- _Your objective_:
Duplicate the stretch of records from the line containing "text-run: 关停燃煤小高炉。创新煤炭监管方式，精准、动态监测全县煤炭 bbox=[87, 413, 703, 436]" through the line containing "text-line bbox=[87, 407, 703, 445]", keeping every line exactly as it stands.

Spatial annotation entries:

--------

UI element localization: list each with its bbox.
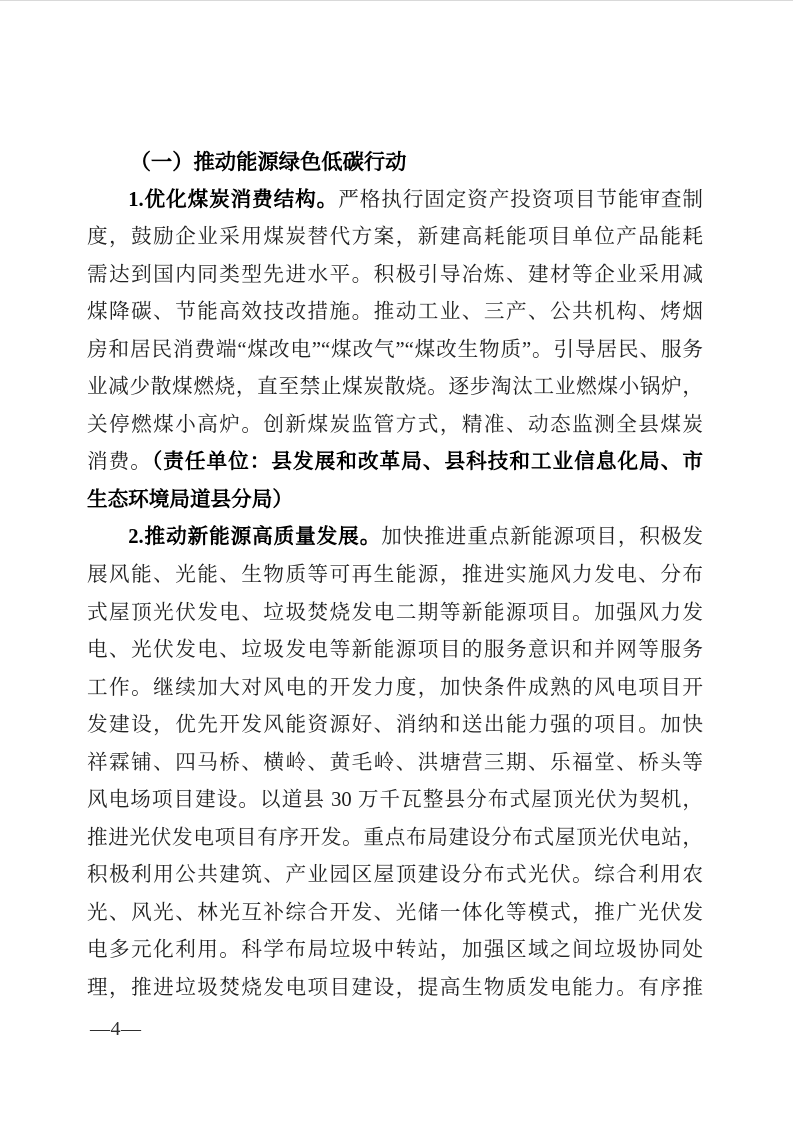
text-run: 关停燃煤小高炉。创新煤炭监管方式，精准、动态监测全县煤炭 bbox=[87, 413, 703, 436]
text-run: 展风能、光能、生物质等可再生能源，推进实施风力发电、分布 bbox=[87, 564, 703, 587]
text-run: 理，推进垃圾焚烧发电项目建设，提高生物质发电能力。有序推 bbox=[87, 977, 703, 1000]
text-run: 房和居民消费端“煤改电”“煤改气”“煤改生物质”。引导居民、服务 bbox=[87, 338, 703, 361]
text-run: 发建设，优先开发风能资源好、消纳和送出能力强的项目。加快 bbox=[87, 714, 703, 737]
text-line bbox=[87, 970, 703, 1008]
bold-text-run: 2.推动新能源高质量发展。 bbox=[128, 526, 382, 549]
bold-text-run: 生态环境局道县分局） bbox=[87, 488, 293, 511]
text-run: 电多元化利用。科学布局垃圾中转站，加强区域之间垃圾协同处 bbox=[87, 939, 703, 962]
text-line bbox=[87, 745, 703, 783]
text-run: 需达到国内同类型先进水平。积极引导冶炼、建材等企业采用减 bbox=[87, 263, 703, 286]
text-run: 度，鼓励企业采用煤炭替代方案，新建高耗能项目单位产品能耗 bbox=[87, 226, 703, 249]
text-line bbox=[87, 820, 703, 858]
text-run: 光、风光、林光互补综合开发、光储一体化等模式，推广光伏发 bbox=[87, 901, 703, 924]
text-run: 积极利用公共建筑、产业园区屋顶建设分布式光伏。综合利用农 bbox=[87, 864, 703, 887]
text-line bbox=[87, 407, 703, 445]
text-run: 推进光伏发电项目有序开发。重点布局建设分布式屋顶光伏电站， bbox=[87, 826, 703, 849]
text-line bbox=[87, 670, 703, 708]
text-line bbox=[87, 595, 703, 633]
text-line bbox=[87, 857, 703, 895]
text-line bbox=[87, 257, 703, 295]
page-number: —4— bbox=[90, 1018, 142, 1040]
text-line bbox=[87, 782, 703, 820]
text-line bbox=[87, 369, 703, 407]
bold-text-run: （责任单位：县发展和改革局、县科技和工业信息化局、市 bbox=[151, 451, 704, 474]
text-run: 严格执行固定资产投资项目节能审查制 bbox=[338, 188, 704, 211]
text-run: 祥霖铺、四马桥、横岭、黄毛岭、洪塘营三期、乐福堂、桥头等 bbox=[87, 751, 703, 774]
text-line bbox=[87, 932, 703, 970]
text-line bbox=[87, 332, 703, 370]
text-run: 电、光伏发电、垃圾发电等新能源项目的服务意识和并网等服务 bbox=[87, 639, 703, 662]
bold-text-run: 1.优化煤炭消费结构。 bbox=[128, 188, 339, 211]
text-line bbox=[87, 632, 703, 670]
text-line bbox=[87, 707, 703, 745]
text-run: 加快推进重点新能源项目，积极发 bbox=[381, 526, 704, 549]
text-run: 工作。继续加大对风电的开发力度，加快条件成熟的风电项目开 bbox=[87, 676, 703, 699]
text-line bbox=[87, 182, 703, 220]
text-line bbox=[87, 444, 703, 482]
text-line bbox=[87, 519, 703, 557]
section-heading: （一）推动能源绿色低碳行动 bbox=[129, 150, 407, 174]
text-line bbox=[87, 482, 703, 520]
text-line bbox=[87, 294, 703, 332]
text-run: 业减少散煤燃烧，直至禁止煤炭散烧。逐步淘汰工业燃煤小锅炉， bbox=[87, 376, 703, 399]
text-run: 消费。 bbox=[87, 451, 152, 474]
text-line bbox=[87, 895, 703, 933]
paragraphs-container bbox=[87, 182, 703, 1008]
text-run: 风电场项目建设。以道县 30 万千瓦整县分布式屋顶光伏为契机， bbox=[87, 789, 703, 812]
text-line bbox=[87, 219, 703, 257]
text-line bbox=[87, 557, 703, 595]
text-run: 式屋顶光伏发电、垃圾焚烧发电二期等新能源项目。加强风力发 bbox=[87, 601, 703, 624]
text-run: 煤降碳、节能高效技改措施。推动工业、三产、公共机构、烤烟 bbox=[87, 301, 703, 324]
document-body bbox=[87, 144, 703, 1008]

--------

- _Task answer_:
text-run: 关停燃煤小高炉。创新煤炭监管方式，精准、动态监测全县煤炭 bbox=[87, 413, 703, 436]
text-run: 展风能、光能、生物质等可再生能源，推进实施风力发电、分布 bbox=[87, 564, 703, 587]
text-run: 理，推进垃圾焚烧发电项目建设，提高生物质发电能力。有序推 bbox=[87, 977, 703, 1000]
text-run: 房和居民消费端“煤改电”“煤改气”“煤改生物质”。引导居民、服务 bbox=[87, 338, 703, 361]
text-run: 发建设，优先开发风能资源好、消纳和送出能力强的项目。加快 bbox=[87, 714, 703, 737]
text-line bbox=[87, 970, 703, 1008]
bold-text-run: 2.推动新能源高质量发展。 bbox=[128, 526, 382, 549]
bold-text-run: 生态环境局道县分局） bbox=[87, 488, 293, 511]
text-run: 电多元化利用。科学布局垃圾中转站，加强区域之间垃圾协同处 bbox=[87, 939, 703, 962]
text-line bbox=[87, 745, 703, 783]
text-run: 需达到国内同类型先进水平。积极引导冶炼、建材等企业采用减 bbox=[87, 263, 703, 286]
text-run: 度，鼓励企业采用煤炭替代方案，新建高耗能项目单位产品能耗 bbox=[87, 226, 703, 249]
text-line bbox=[87, 820, 703, 858]
text-run: 光、风光、林光互补综合开发、光储一体化等模式，推广光伏发 bbox=[87, 901, 703, 924]
text-run: 积极利用公共建筑、产业园区屋顶建设分布式光伏。综合利用农 bbox=[87, 864, 703, 887]
text-line bbox=[87, 407, 703, 445]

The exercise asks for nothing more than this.